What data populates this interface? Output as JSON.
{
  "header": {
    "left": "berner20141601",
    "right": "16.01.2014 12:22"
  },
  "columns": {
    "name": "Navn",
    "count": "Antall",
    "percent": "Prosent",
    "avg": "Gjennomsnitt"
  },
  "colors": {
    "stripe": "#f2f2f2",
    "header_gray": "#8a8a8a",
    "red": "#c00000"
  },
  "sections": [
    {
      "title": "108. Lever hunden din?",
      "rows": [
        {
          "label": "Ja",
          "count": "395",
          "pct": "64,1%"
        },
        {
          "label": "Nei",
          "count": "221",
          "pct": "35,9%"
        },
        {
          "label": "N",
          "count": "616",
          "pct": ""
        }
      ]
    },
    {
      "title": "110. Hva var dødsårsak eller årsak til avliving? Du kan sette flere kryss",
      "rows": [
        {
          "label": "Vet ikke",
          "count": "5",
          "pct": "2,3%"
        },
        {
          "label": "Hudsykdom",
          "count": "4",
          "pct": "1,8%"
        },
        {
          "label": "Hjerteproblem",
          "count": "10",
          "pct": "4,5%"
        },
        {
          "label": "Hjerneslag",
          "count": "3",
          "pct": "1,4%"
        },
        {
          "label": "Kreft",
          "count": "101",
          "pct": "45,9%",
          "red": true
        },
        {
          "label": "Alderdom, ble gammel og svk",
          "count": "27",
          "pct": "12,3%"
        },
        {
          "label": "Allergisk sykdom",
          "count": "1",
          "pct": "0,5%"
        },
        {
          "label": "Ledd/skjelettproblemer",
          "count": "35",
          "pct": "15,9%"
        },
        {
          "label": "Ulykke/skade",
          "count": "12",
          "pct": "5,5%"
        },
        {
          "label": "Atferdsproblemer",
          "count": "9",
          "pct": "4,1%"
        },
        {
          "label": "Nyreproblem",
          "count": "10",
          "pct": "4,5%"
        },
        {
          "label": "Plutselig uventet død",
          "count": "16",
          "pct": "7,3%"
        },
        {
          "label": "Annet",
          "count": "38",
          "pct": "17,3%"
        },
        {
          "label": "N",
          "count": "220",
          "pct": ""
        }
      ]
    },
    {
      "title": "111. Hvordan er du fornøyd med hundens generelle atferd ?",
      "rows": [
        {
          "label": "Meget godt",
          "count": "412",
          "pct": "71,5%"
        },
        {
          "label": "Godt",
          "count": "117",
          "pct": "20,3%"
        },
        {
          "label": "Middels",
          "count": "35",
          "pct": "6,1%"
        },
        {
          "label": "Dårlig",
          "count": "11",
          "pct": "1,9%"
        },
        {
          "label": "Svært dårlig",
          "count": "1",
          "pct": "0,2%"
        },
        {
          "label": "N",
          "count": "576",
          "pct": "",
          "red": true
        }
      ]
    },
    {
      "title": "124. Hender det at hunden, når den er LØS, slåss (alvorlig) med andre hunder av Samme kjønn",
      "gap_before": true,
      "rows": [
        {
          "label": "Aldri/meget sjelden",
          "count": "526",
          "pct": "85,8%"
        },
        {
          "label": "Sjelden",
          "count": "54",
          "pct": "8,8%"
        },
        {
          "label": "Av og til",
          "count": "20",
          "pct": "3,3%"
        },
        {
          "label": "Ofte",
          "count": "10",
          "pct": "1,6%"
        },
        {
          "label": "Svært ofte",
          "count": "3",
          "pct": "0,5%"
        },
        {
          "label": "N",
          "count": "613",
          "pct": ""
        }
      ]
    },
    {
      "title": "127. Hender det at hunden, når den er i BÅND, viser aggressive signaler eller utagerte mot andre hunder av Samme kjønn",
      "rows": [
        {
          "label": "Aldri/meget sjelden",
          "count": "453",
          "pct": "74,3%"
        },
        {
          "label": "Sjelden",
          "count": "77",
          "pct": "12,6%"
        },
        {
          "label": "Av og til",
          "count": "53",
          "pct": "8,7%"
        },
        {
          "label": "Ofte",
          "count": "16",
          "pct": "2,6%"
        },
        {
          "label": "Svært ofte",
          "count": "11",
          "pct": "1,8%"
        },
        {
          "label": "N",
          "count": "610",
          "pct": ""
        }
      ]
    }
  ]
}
================================
- What you will do
Copy each line containing the word "andre" from the data.

- Exercise answer
      "title": "124. Hender det at hunden, når den er LØS, slåss (alvorlig) med andre hunder av Samme kjønn",
      "title": "127. Hender det at hunden, når den er i BÅND, viser aggressive signaler eller utagerte mot andre hunder av Samme kjønn",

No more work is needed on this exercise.